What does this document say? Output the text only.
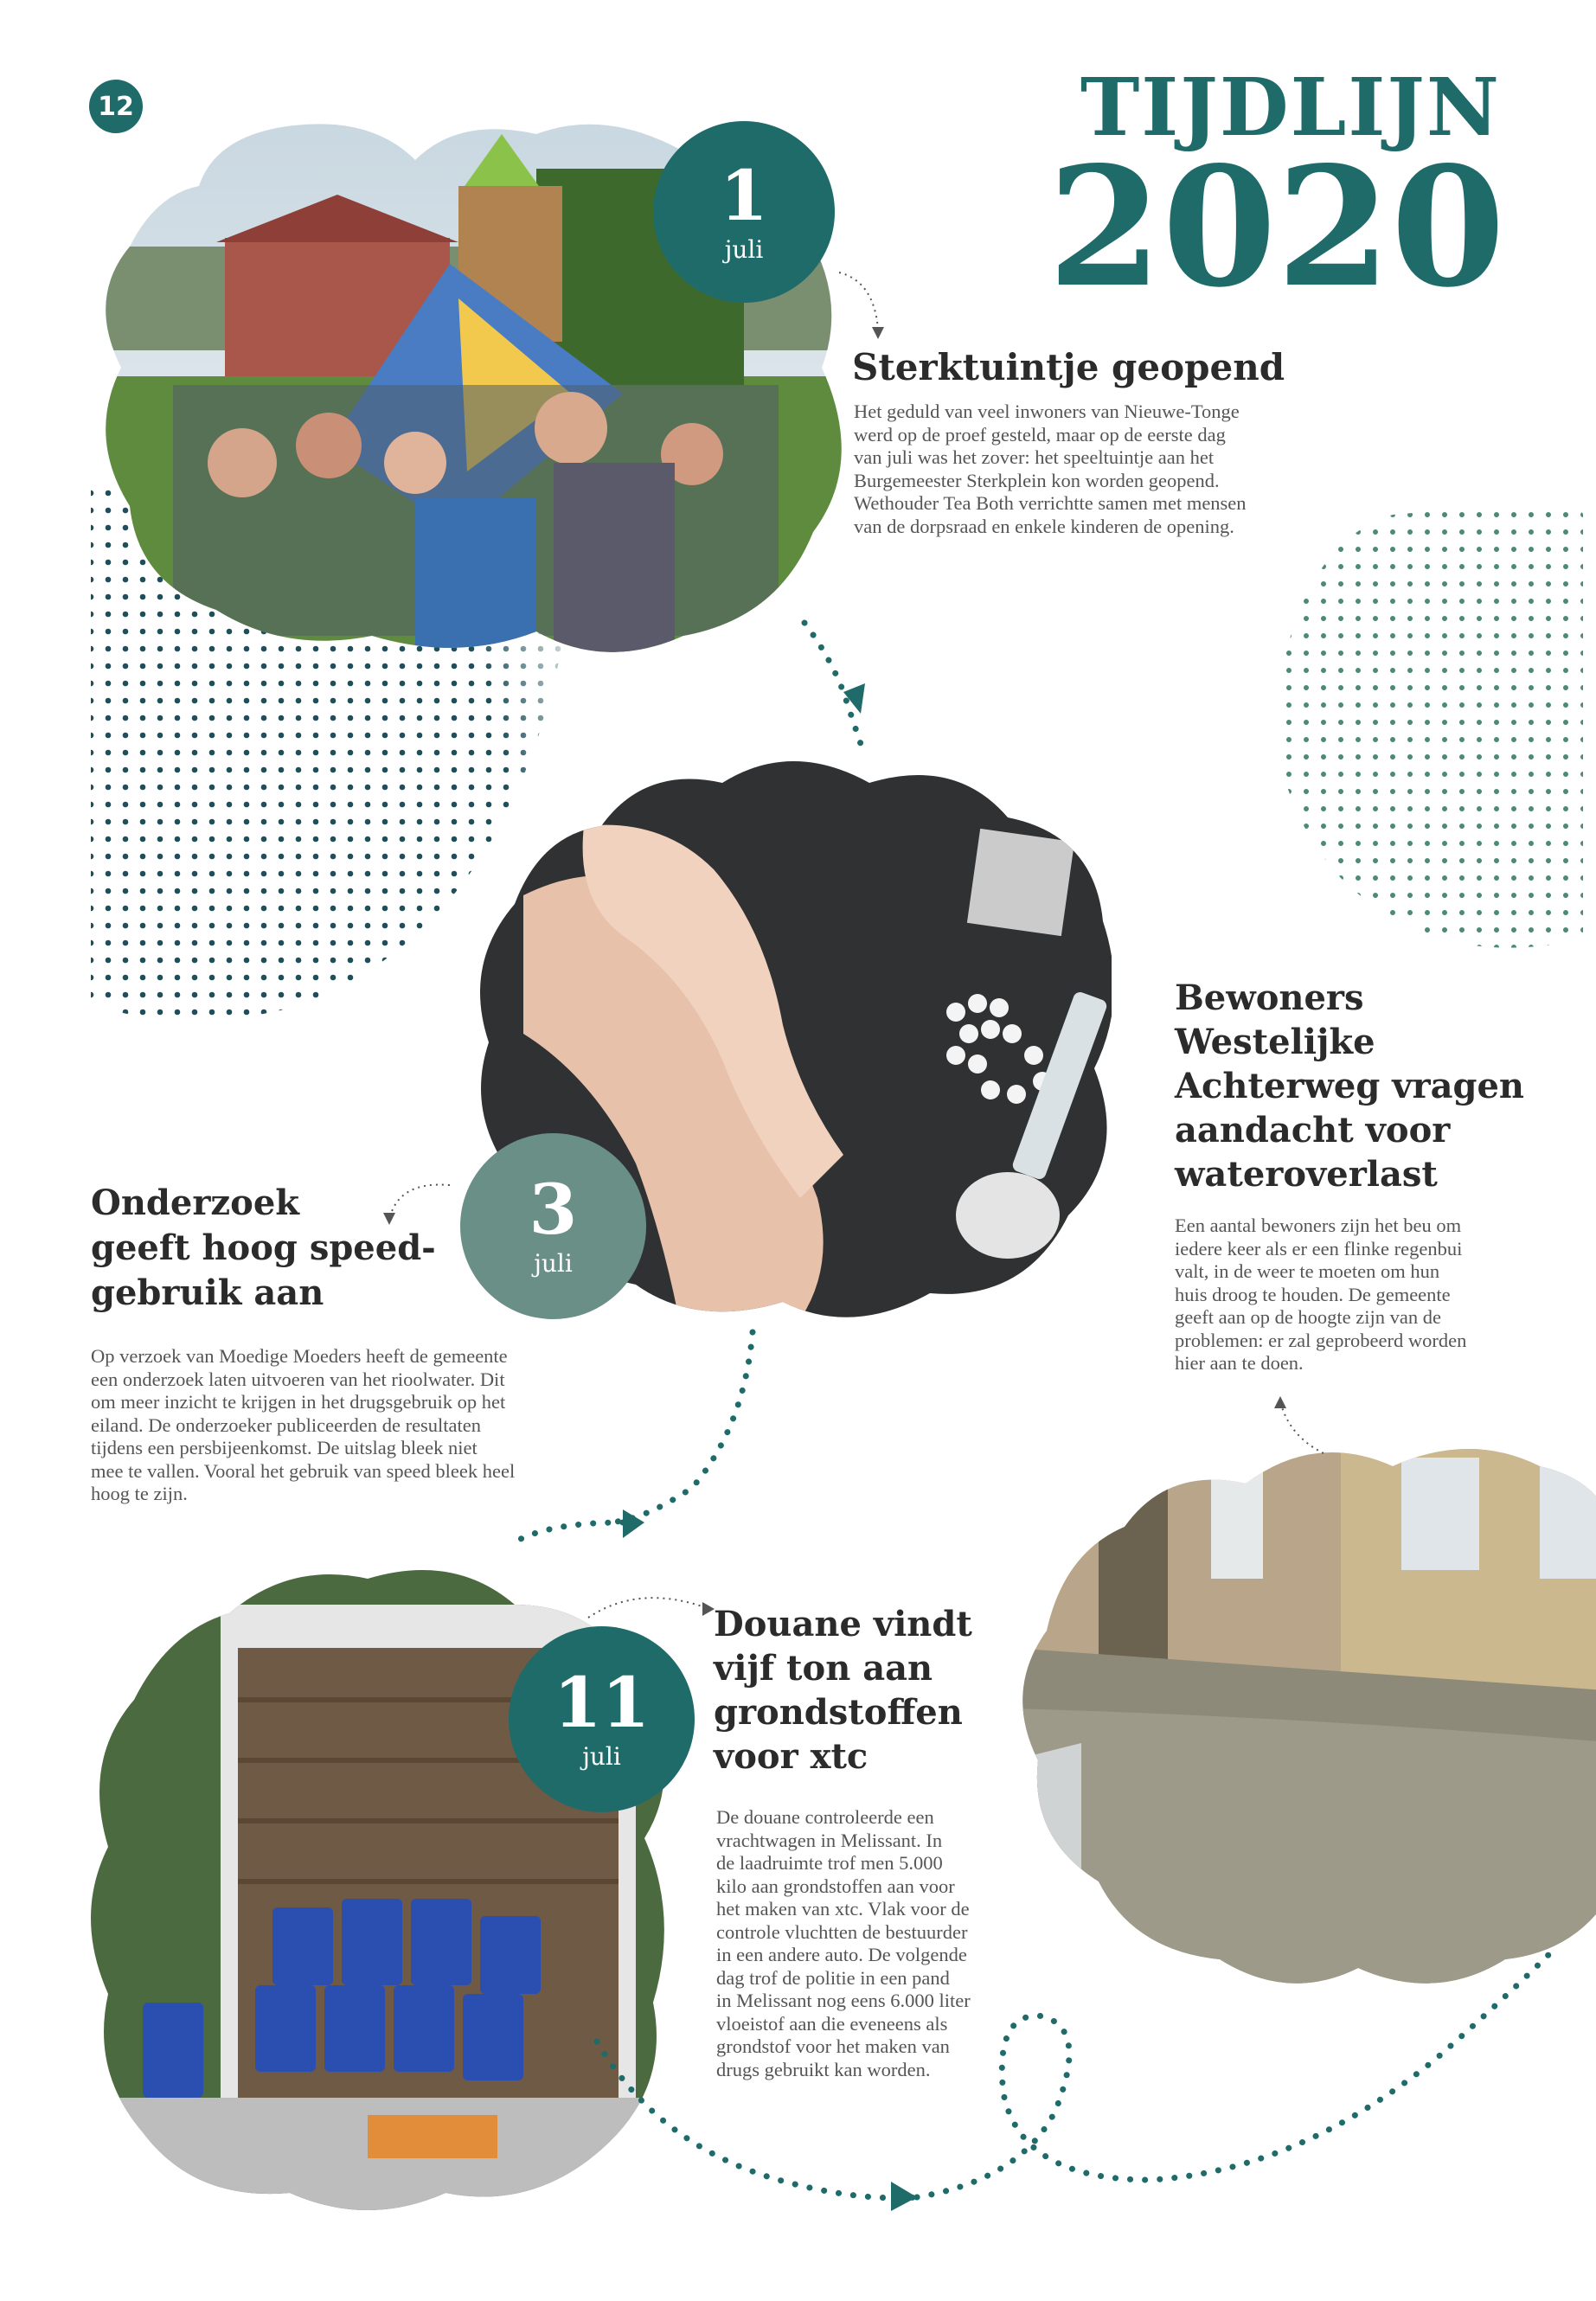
12	TIJDLIJN
2020
1
juli
Sterktuintje geopend
Het geduld van veel inwoners van Nieuwe-Tonge
werd op de proef gesteld, maar op de eerste dag
van juli was het zover: het speeltuintje aan het
Burgemeester Sterkplein kon worden geopend.
Wethouder Tea Both verrichtte samen met mensen
van de dorpsraad en enkele kinderen de opening.
Bewoners
Westelijke
Achterweg vragen
aandacht voor
wateroverlast
Een aantal bewoners zijn het beu om
iedere keer als er een flinke regenbui
valt, in de weer te moeten om hun
huis droog te houden. De gemeente
geeft aan op de hoogte zijn van de
problemen: er zal geprobeerd worden
hier aan te doen.
3
juli
Onderzoek
geeft hoog speed-
gebruik aan
Op verzoek van Moedige Moeders heeft de gemeente
een onderzoek laten uitvoeren van het rioolwater. Dit
om meer inzicht te krijgen in het drugsgebruik op het
eiland. De onderzoeker publiceerden de resultaten
tijdens een persbijeenkomst. De uitslag bleek niet
mee te vallen. Vooral het gebruik van speed bleek heel
hoog te zijn.
11
juli
Douane vindt
vijf ton aan
grondstoffen
voor xtc
De douane controleerde een
vrachtwagen in Melissant. In
de laadruimte trof men 5.000
kilo aan grondstoffen aan voor
het maken van xtc. Vlak voor de
controle vluchtten de bestuurder
in een andere auto. De volgende
dag trof de politie in een pand
in Melissant nog eens 6.000 liter
vloeistof aan die eveneens als
grondstof voor het maken van
drugs gebruikt kan worden.
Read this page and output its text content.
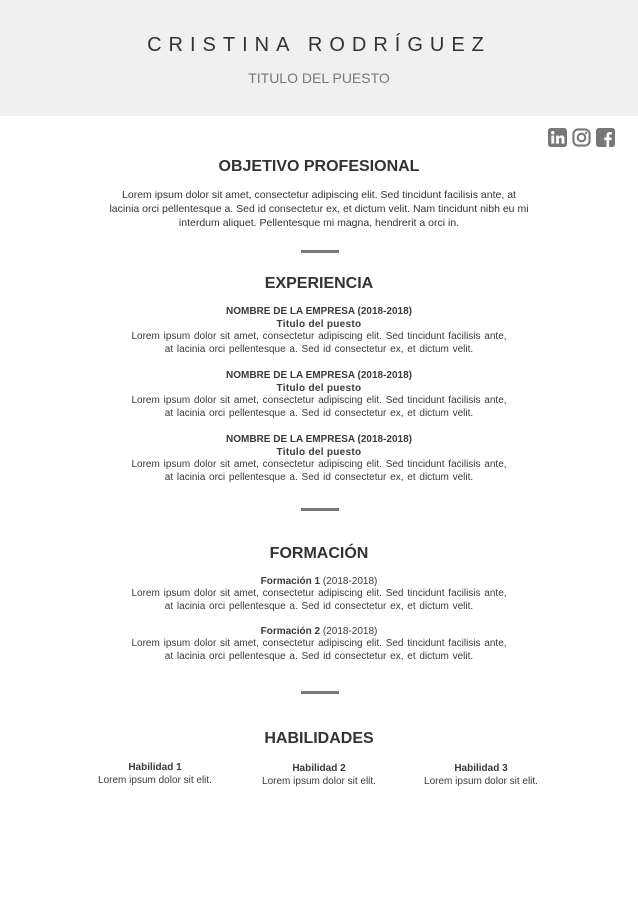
CRISTINA RODRÍGUEZ
TITULO DEL PUESTO
OBJETIVO PROFESIONAL
Lorem ipsum dolor sit amet, consectetur adipiscing elit. Sed tincidunt facilisis ante, at
lacinia orci pellentesque a. Sed id consectetur ex, et dictum velit. Nam tincidunt nibh eu mi
interdum aliquet. Pellentesque mi magna, hendrerit a orci in.
EXPERIENCIA
NOMBRE DE LA EMPRESA (2018-2018)
Titulo del puesto
Lorem ipsum dolor sit amet, consectetur adipiscing elit. Sed tincidunt facilisis ante,
at lacinia orci pellentesque a. Sed id consectetur ex, et dictum velit.
NOMBRE DE LA EMPRESA (2018-2018)
Titulo del puesto
Lorem ipsum dolor sit amet, consectetur adipiscing elit. Sed tincidunt facilisis ante,
at lacinia orci pellentesque a. Sed id consectetur ex, et dictum velit.
NOMBRE DE LA EMPRESA (2018-2018)
Titulo del puesto
Lorem ipsum dolor sit amet, consectetur adipiscing elit. Sed tincidunt facilisis ante,
at lacinia orci pellentesque a. Sed id consectetur ex, et dictum velit.
FORMACIÓN
Formación 1 (2018-2018)
Lorem ipsum dolor sit amet, consectetur adipiscing elit. Sed tincidunt facilisis ante,
at lacinia orci pellentesque a. Sed id consectetur ex, et dictum velit.
Formación 2 (2018-2018)
Lorem ipsum dolor sit amet, consectetur adipiscing elit. Sed tincidunt facilisis ante,
at lacinia orci pellentesque a. Sed id consectetur ex, et dictum velit.
HABILIDADES
Habilidad 1
Lorem ipsum dolor sit elit.
Habilidad 2
Lorem ipsum dolor sit elit.
Habilidad 3
Lorem ipsum dolor sit elit.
----
Copy the records above exactly, omitting every picture.

▸ SOLUTION:
What does this document say? Output the text only.
12	TIJDLIJN
2020
1
juli
Sterktuintje geopend
Het geduld van veel inwoners van Nieuwe-Tonge
werd op de proef gesteld, maar op de eerste dag
van juli was het zover: het speeltuintje aan het
Burgemeester Sterkplein kon worden geopend.
Wethouder Tea Both verrichtte samen met mensen
van de dorpsraad en enkele kinderen de opening.
Bewoners
Westelijke
Achterweg vragen
aandacht voor
wateroverlast
Een aantal bewoners zijn het beu om
iedere keer als er een flinke regenbui
valt, in de weer te moeten om hun
huis droog te houden. De gemeente
geeft aan op de hoogte zijn van de
problemen: er zal geprobeerd worden
hier aan te doen.
3
juli
Onderzoek
geeft hoog speed-
gebruik aan
Op verzoek van Moedige Moeders heeft de gemeente
een onderzoek laten uitvoeren van het rioolwater. Dit
om meer inzicht te krijgen in het drugsgebruik op het
eiland. De onderzoeker publiceerden de resultaten
tijdens een persbijeenkomst. De uitslag bleek niet
mee te vallen. Vooral het gebruik van speed bleek heel
hoog te zijn.
11
juli
Douane vindt
vijf ton aan
grondstoffen
voor xtc
De douane controleerde een
vrachtwagen in Melissant. In
de laadruimte trof men 5.000
kilo aan grondstoffen aan voor
het maken van xtc. Vlak voor de
controle vluchtten de bestuurder
in een andere auto. De volgende
dag trof de politie in een pand
in Melissant nog eens 6.000 liter
vloeistof aan die eveneens als
grondstof voor het maken van
drugs gebruikt kan worden.
Read this page and output its text content.
CRISTINA RODRÍGUEZ
TITULO DEL PUESTO
OBJETIVO PROFESIONAL
Lorem ipsum dolor sit amet, consectetur adipiscing elit. Sed tincidunt facilisis ante, at
lacinia orci pellentesque a. Sed id consectetur ex, et dictum velit. Nam tincidunt nibh eu mi
interdum aliquet. Pellentesque mi magna, hendrerit a orci in.
EXPERIENCIA
NOMBRE DE LA EMPRESA (2018-2018)
Titulo del puesto
Lorem ipsum dolor sit amet, consectetur adipiscing elit. Sed tincidunt facilisis ante,
at lacinia orci pellentesque a. Sed id consectetur ex, et dictum velit.
NOMBRE DE LA EMPRESA (2018-2018)
Titulo del puesto
Lorem ipsum dolor sit amet, consectetur adipiscing elit. Sed tincidunt facilisis ante,
at lacinia orci pellentesque a. Sed id consectetur ex, et dictum velit.
NOMBRE DE LA EMPRESA (2018-2018)
Titulo del puesto
Lorem ipsum dolor sit amet, consectetur adipiscing elit. Sed tincidunt facilisis ante,
at lacinia orci pellentesque a. Sed id consectetur ex, et dictum velit.
FORMACIÓN
Formación 1 (2018-2018)
Lorem ipsum dolor sit amet, consectetur adipiscing elit. Sed tincidunt facilisis ante,
at lacinia orci pellentesque a. Sed id consectetur ex, et dictum velit.
Formación 2 (2018-2018)
Lorem ipsum dolor sit amet, consectetur adipiscing elit. Sed tincidunt facilisis ante,
at lacinia orci pellentesque a. Sed id consectetur ex, et dictum velit.
HABILIDADES
Habilidad 1
Lorem ipsum dolor sit elit.
Habilidad 2
Lorem ipsum dolor sit elit.
Habilidad 3
Lorem ipsum dolor sit elit.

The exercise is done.